- _REQUIRED TASK_
From the entries below, tally how many lines contain "aussi" and report only that figure.

- _Extracted records_
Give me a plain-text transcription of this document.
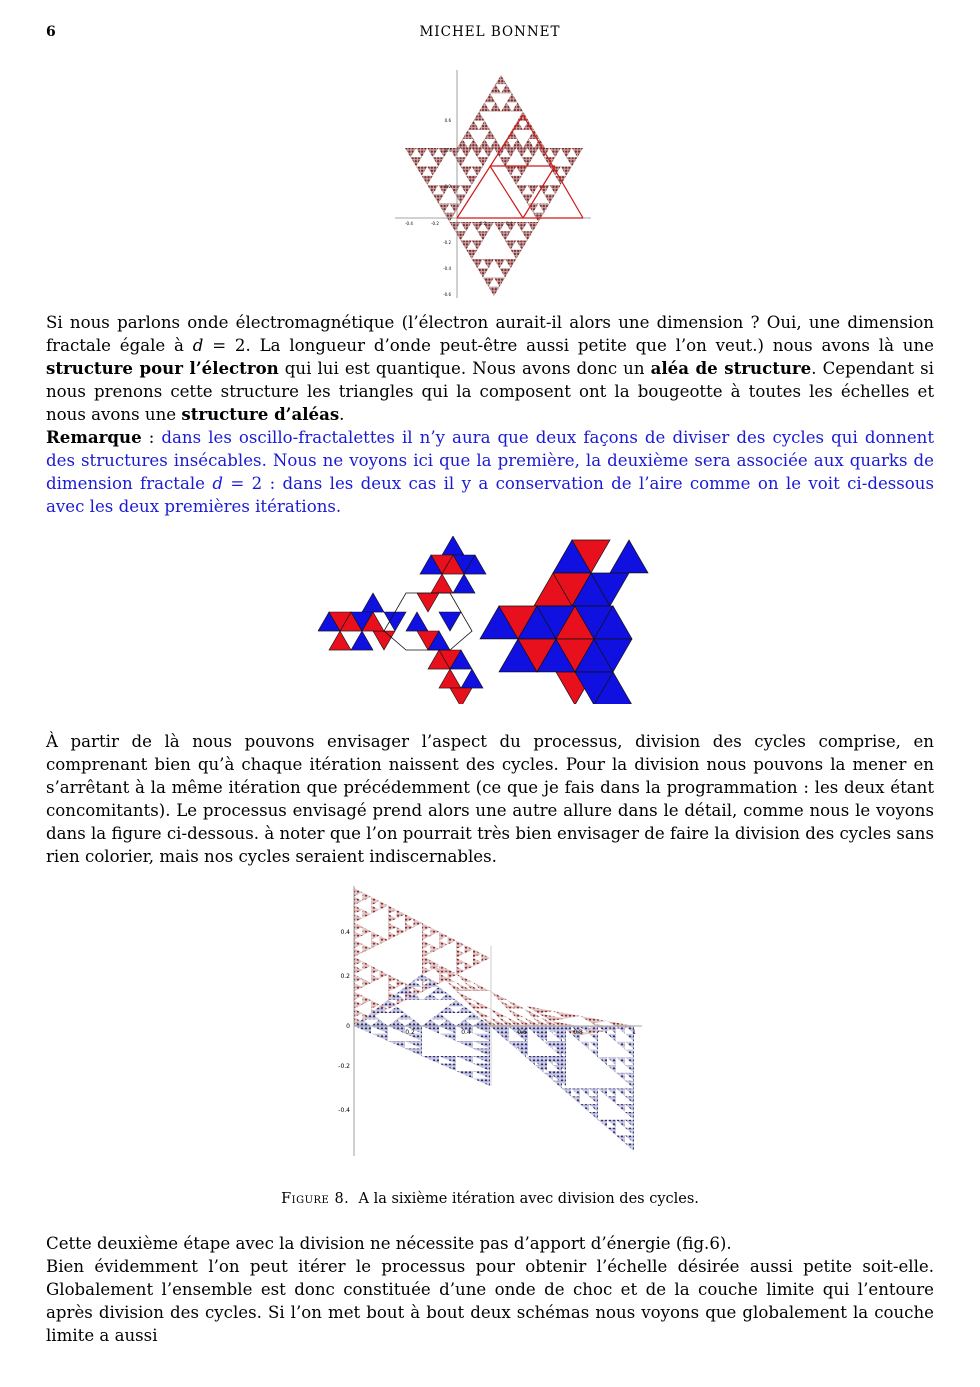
6	MICHEL BONNET
0.6
0.4
0.2
-0.2
-0.4
-0.6
-0.4	-0.2	0.2	0.4
Si nous parlons onde électromagnétique (l’électron aurait-il alors une dimension ? Oui, une dimension fractale égale à d = 2. La longueur d’onde peut-être aussi petite que l’on veut.) nous avons là une structure pour l’électron qui lui est quantique. Nous avons donc un aléa de structure. Cependant si nous prenons cette structure les triangles qui la composent ont la bougeotte à toutes les échelles et nous avons une structure d’aléas.
Remarque : dans les oscillo-fractalettes il n’y aura que deux façons de diviser des cycles qui donnent des structures insécables. Nous ne voyons ici que la première, la deuxième sera associée aux quarks de dimension fractale d = 2 : dans les deux cas il y a conservation de l’aire comme on le voit ci-dessous avec les deux premières itérations.
À partir de là nous pouvons envisager l’aspect du processus, division des cycles comprise, en comprenant bien qu’à chaque itération naissent des cycles. Pour la division nous pouvons la mener en s’arrêtant à la même itération que précédemment (ce que je fais dans la programmation : les deux étant concomitants). Le processus envisagé prend alors une autre allure dans le détail, comme nous le voyons dans la figure ci-dessous. à noter que l’on pourrait très bien envisager de faire la division des cycles sans rien colorier, mais nos cycles seraient indiscernables.
0.4
0.2
0
-0.2
-0.4
0.2	0.4	0.6	0.8	1
Figure 8. A la sixième itération avec division des cycles.
Cette deuxième étape avec la division ne nécessite pas d’apport d’énergie (fig.6).
Bien évidemment l’on peut itérer le processus pour obtenir l’échelle désirée aussi petite soit-elle. Globalement l’ensemble est donc constituée d’une onde de choc et de la couche limite qui l’entoure après division des cycles. Si l’on met bout à bout deux schémas nous voyons que globalement la couche limite a aussi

- _TASK RESPONSE_
2